[DATA ENTRIES]
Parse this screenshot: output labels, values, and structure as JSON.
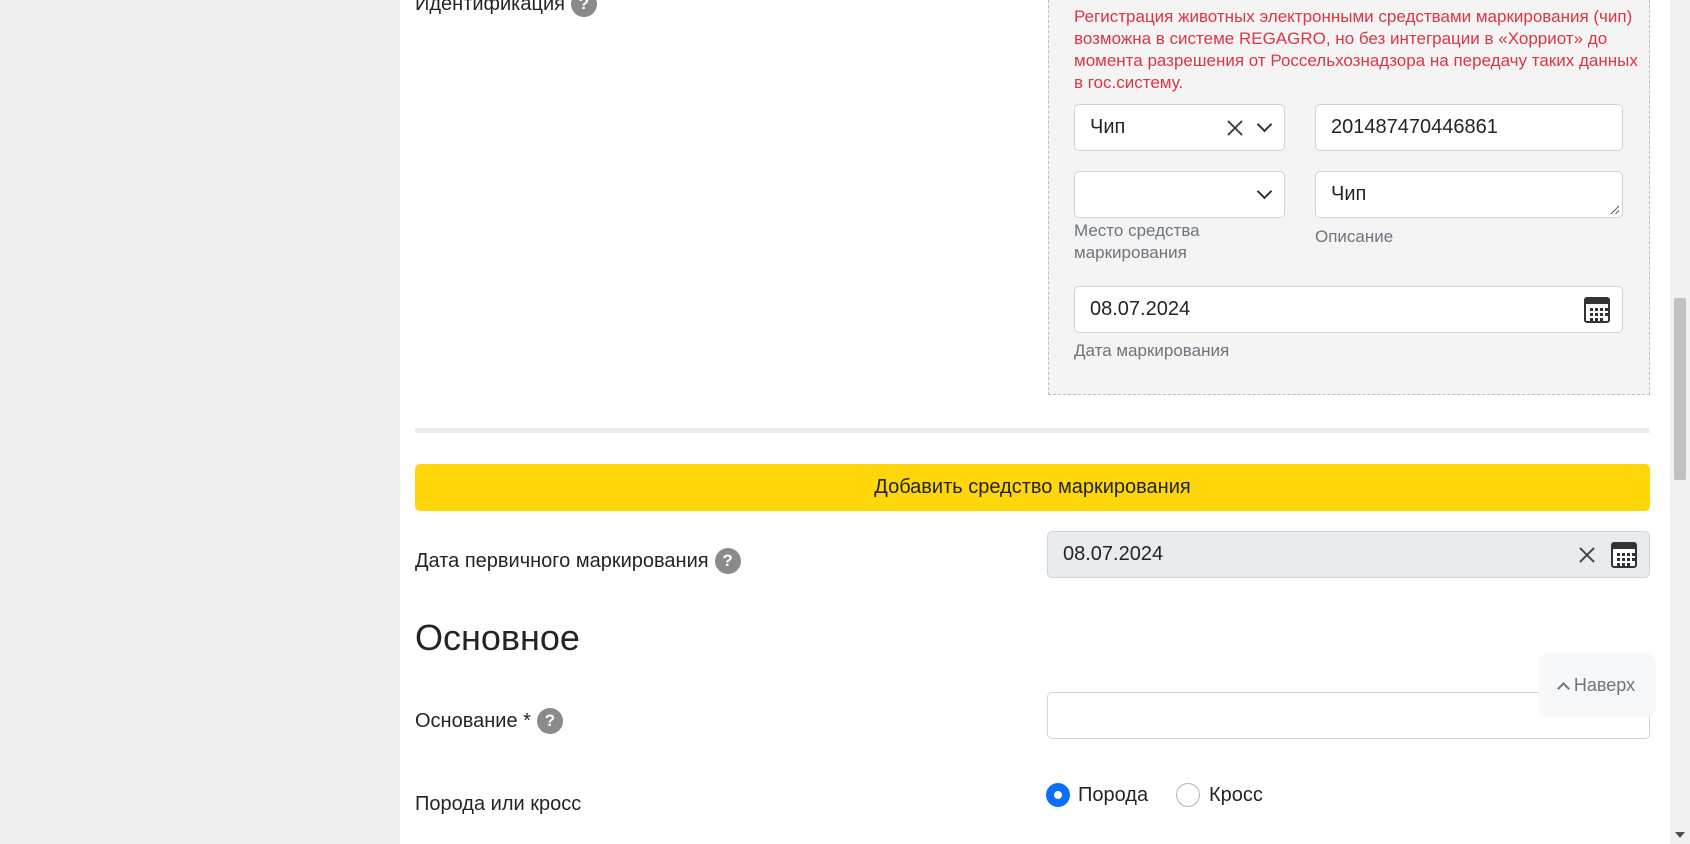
{
  "identification": {
    "label": "Идентификация",
    "help": "?",
    "warning": "Регистрация животных электронными средствами маркирования (чип) возможна в системе REGAGRO, но без интеграции в «Хорриот» до момента разрешения от Россельхознадзора на передачу таких данных в гос.систему.",
    "type_value": "Чип",
    "number_value": "201487470446861",
    "place_value": "",
    "place_label": "Место средства маркирования",
    "description_value": "Чип",
    "description_label": "Описание",
    "marking_date_value": "08.07.2024",
    "marking_date_label": "Дата маркирования"
  },
  "add_marking_button": "Добавить средство маркирования",
  "primary_marking": {
    "label": "Дата первичного маркирования",
    "help": "?",
    "value": "08.07.2024"
  },
  "section_title": "Основное",
  "basis": {
    "label": "Основание *",
    "help": "?",
    "value": ""
  },
  "breed_or_cross": {
    "label": "Порода или кросс",
    "options": [
      "Порода",
      "Кросс"
    ],
    "selected": "Порода"
  },
  "to_top_button": "Наверх",
  "colors": {
    "accent_yellow": "#ffd60a",
    "warning_red": "#dc3545",
    "radio_blue": "#0d6efd"
  }
}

[WHAT THE TASK ASKS] Repeat the records above verbatim, with no pictures in the result.

[THE RESPONSE]
Parse this screenshot: output labels, values, and structure as JSON.
{
  "identification": {
    "label": "Идентификация",
    "help": "?",
    "warning": "Регистрация животных электронными средствами маркирования (чип) возможна в системе REGAGRO, но без интеграции в «Хорриот» до момента разрешения от Россельхознадзора на передачу таких данных в гос.систему.",
    "type_value": "Чип",
    "number_value": "201487470446861",
    "place_value": "",
    "place_label": "Место средства маркирования",
    "description_value": "Чип",
    "description_label": "Описание",
    "marking_date_value": "08.07.2024",
    "marking_date_label": "Дата маркирования"
  },
  "add_marking_button": "Добавить средство маркирования",
  "primary_marking": {
    "label": "Дата первичного маркирования",
    "help": "?",
    "value": "08.07.2024"
  },
  "section_title": "Основное",
  "basis": {
    "label": "Основание *",
    "help": "?",
    "value": ""
  },
  "breed_or_cross": {
    "label": "Порода или кросс",
    "options": [
      "Порода",
      "Кросс"
    ],
    "selected": "Порода"
  },
  "to_top_button": "Наверх",
  "colors": {
    "accent_yellow": "#ffd60a",
    "warning_red": "#dc3545",
    "radio_blue": "#0d6efd"
  }
}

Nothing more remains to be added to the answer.